Prosegui il brano sulla domanda di senso che la malattia genetica suscita nel medico e nel biologo, ripartendo subito dopo la frase che termina con «quella della possibilità».

## BRANO FORNITO:
━━━━
Che cosa resta da indagare alla ragione dello scienziato e del medico?
          Ciò che mi lascia insoddisfatto, inquieto, quando arrivo alla diagnosi, è una domanda: che senso ha per la vita di quel bambino, o di quella donna, il difetto genetico che ho scoperto? Perché è presente in loro, e non in me? Come può essere che dalla meravigliosa architettura della vita scaturisca una creatura che soffre per un difetto nel suo corpo? Ovvero, dove sta la radice profonda, la consistenza della nostra vita, nella quale posso cercare, domandare il significato di quello che scopro nel malato e in me stesso? È questo il punto, specifico di un biologo e medico, in cui si accende il quaerere Deum di cui parla il Papa: è l’inizio della ricerca dell’Assoluto, di ciò che è e non può non essere, a partire dal contingente, da quello esiste e non esiste nella realtà del corpo e della mente umana. Nella biomedicina e nella pratica clinica il limite, la finitezza della vita umana rimanda inesorabilmente ad altro da sé come fondamento di sé. Così, Benedetto XVI può affermare che «la nostalgia di Dio che abita il cuore umano» è il più potente «impulso alla ricerca scientifica». Censurare la ragione quando si appella alla trascendenza è anti-scientifico, perché cancella la categoria suprema della ragione stessa, quella della possibilità.
━━━━
## MATERIALE FORNITO:
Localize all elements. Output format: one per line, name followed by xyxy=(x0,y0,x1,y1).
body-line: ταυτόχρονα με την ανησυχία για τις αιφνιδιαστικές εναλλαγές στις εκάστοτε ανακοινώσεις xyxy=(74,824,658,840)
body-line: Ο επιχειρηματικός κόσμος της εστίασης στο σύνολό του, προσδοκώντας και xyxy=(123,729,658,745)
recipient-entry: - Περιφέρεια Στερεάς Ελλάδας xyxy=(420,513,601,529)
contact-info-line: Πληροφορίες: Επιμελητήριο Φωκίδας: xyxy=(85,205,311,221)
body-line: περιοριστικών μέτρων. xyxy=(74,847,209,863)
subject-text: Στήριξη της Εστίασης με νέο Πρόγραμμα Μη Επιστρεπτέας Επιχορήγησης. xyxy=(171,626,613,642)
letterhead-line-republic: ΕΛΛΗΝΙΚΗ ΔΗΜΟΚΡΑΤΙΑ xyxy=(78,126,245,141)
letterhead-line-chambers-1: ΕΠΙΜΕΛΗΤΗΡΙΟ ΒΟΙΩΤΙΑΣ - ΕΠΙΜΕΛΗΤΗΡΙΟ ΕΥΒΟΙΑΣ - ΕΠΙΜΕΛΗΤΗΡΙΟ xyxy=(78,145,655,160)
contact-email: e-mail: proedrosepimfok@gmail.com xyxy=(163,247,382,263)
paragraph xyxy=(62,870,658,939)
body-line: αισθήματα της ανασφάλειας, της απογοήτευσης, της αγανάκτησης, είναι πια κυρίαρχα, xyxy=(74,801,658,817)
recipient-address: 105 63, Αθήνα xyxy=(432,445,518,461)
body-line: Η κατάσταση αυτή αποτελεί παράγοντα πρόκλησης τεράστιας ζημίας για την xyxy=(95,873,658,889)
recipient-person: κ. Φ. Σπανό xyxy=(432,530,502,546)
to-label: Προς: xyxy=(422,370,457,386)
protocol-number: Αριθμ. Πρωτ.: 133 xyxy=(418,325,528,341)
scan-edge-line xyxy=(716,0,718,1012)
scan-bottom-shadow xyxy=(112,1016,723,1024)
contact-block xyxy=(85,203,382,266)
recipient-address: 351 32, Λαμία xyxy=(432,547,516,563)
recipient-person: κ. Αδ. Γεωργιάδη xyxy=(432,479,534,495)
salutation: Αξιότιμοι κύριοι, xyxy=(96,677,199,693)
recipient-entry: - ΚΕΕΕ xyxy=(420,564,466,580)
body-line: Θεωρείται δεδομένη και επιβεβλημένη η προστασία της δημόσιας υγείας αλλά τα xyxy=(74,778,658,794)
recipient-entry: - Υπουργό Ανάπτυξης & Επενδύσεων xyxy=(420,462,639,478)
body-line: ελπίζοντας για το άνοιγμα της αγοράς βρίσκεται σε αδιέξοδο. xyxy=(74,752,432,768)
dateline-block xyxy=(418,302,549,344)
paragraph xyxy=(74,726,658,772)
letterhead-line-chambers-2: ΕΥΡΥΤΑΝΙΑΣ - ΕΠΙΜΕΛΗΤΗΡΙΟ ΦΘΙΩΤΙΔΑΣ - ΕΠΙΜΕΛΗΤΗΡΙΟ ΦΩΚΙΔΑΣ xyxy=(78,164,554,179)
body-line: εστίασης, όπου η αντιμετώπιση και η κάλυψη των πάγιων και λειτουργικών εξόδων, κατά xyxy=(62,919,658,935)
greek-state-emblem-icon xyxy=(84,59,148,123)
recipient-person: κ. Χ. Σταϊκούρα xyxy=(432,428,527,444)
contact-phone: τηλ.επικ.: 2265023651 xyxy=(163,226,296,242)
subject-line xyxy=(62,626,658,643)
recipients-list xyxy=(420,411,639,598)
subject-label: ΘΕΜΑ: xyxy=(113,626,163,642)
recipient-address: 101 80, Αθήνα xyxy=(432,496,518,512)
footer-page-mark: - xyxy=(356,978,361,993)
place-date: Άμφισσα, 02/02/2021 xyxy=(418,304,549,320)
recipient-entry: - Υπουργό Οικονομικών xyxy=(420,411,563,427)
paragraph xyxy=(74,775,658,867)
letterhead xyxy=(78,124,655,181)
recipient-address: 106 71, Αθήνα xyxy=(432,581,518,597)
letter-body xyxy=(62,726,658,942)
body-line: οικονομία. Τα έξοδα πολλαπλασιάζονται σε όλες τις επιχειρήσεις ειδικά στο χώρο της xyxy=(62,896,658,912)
━━━━
## RISPOSTA SCRITTA:
A quale possibilità allude?
          La «strana penombra» – così la chiama il Papa – che grava sull’orizzonte della realtà non può essere ultimamente chiarita dalla sola ragione, ma questa, se è libera di spalancarsi su tutto il reale, lascia aperta la possibilità che l’autore della vita, Dio stesso, si faccia incontro a noi e ci sveli il volto profondo della realtà della vita umana che lo scienziato e il medico indagano. Una possibilità che storicamente si è realizzata in Gesù di Nazareth. La via della scienza e quella della fede si incontrano attraverso la ragione sul sentiero tracciato da Dio stesso nella storia. Per un uomo di scienza e di medicina non sarebbe ragionevole sbarrare la strada a questo percorso alla ricerca del senso ultimo della vita, della salute e della malattia.
Lo scienziato deve allora diventare filosofo e teologo?
          Non certo nell’accezione accademica di queste discipline. Ogni forma di sapere ha un proprio statuto epistemologico e un percorso di formazione intellettuale autonomo. Nelle università, e in particolare in quella Cattolica, c’è spazio per la ricerca empirica e per quella metafisica-teologica, ma l’intero mondo del sapere non può essere sistematicamente coltivato da una sola persona. È la domanda sul senso ultimo delle cose che si studiano qualunque esse siano – che deve essere vivace in ciascun ricercatore, medico e docente. Gli antichi greci dicevano che un medico deve essere iatros philosophos: uno che, studiando la malattia, ama ricercare in essa il senso della vita e della morte. Per noi, in Università Cattolica, questo senso è una presenza, il cuore di Cristo, il cui volto cerchiamo di scoprire ogni giorno nel nostro lavoro.